Copy all the material that follows, keeping every character the same.

----- DATA LISTING

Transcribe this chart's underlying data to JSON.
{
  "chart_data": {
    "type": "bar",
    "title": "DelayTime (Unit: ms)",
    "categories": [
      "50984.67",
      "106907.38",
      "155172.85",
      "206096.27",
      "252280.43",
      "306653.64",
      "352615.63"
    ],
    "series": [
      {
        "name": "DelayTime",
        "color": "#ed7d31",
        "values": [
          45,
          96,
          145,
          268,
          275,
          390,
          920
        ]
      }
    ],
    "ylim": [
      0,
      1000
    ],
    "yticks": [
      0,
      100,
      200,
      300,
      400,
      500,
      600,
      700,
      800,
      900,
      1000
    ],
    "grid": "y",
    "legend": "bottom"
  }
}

----------

WRITTEN RESPONSE –
Transcribe this chart's underlying data to JSON.
{
  "chart_data": {
    "type": "bar",
    "title": "DelayTime (Unit: ms)",
    "categories": [
      "50984.67",
      "106907.38",
      "155172.85",
      "206096.27",
      "252280.43",
      "306653.64",
      "352615.63"
    ],
    "series": [
      {
        "name": "DelayTime",
        "color": "#ed7d31",
        "values": [
          45,
          96,
          145,
          268,
          275,
          390,
          920
        ]
      }
    ],
    "ylim": [
      0,
      1000
    ],
    "yticks": [
      0,
      100,
      200,
      300,
      400,
      500,
      600,
      700,
      800,
      900,
      1000
    ],
    "grid": "y",
    "legend": "bottom"
  }
}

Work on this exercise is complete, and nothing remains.